**TASK GOAL**
Gather all lines containing the string "this" and copy them out.

**LISTED RECORDS**

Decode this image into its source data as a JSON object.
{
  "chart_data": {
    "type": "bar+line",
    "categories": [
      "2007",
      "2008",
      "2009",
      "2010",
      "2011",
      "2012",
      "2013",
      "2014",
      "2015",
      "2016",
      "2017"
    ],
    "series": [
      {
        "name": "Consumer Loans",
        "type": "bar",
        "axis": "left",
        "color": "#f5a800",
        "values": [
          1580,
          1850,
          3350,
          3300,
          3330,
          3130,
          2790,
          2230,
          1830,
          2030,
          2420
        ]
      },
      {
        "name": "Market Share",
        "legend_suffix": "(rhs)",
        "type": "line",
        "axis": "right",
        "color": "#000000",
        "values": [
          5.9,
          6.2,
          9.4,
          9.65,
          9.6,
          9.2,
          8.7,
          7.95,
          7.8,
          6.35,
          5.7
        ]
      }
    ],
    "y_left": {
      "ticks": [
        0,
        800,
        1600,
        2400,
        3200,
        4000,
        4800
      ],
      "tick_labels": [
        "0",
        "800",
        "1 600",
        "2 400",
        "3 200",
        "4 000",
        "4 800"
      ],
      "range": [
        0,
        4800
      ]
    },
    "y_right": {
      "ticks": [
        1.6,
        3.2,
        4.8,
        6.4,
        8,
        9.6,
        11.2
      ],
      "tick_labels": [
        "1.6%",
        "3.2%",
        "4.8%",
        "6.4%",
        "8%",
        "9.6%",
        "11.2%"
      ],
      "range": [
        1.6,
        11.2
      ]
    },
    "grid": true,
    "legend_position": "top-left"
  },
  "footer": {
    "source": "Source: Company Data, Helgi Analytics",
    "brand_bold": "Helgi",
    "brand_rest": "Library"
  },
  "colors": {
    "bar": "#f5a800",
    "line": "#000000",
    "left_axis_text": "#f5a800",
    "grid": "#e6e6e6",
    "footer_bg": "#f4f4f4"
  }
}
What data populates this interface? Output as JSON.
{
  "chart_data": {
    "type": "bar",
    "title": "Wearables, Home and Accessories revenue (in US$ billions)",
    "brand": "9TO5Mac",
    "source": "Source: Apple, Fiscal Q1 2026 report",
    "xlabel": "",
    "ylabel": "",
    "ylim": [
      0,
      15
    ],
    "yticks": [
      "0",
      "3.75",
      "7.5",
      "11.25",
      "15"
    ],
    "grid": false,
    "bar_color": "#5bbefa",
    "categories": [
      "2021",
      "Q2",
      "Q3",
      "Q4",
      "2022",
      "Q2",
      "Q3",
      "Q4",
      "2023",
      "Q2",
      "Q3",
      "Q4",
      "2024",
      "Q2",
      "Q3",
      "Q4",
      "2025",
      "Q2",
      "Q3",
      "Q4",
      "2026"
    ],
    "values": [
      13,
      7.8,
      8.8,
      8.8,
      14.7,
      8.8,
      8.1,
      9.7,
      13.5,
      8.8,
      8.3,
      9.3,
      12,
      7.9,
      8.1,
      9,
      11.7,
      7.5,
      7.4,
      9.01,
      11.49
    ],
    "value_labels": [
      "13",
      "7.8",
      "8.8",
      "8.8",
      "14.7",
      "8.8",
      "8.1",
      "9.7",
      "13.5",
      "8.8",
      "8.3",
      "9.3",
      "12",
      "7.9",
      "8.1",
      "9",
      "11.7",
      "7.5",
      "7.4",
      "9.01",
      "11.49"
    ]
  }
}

**WRITTEN ANSWER**
Decode this image into its source data as a JSON object.
What data populates this interface? Output as JSON.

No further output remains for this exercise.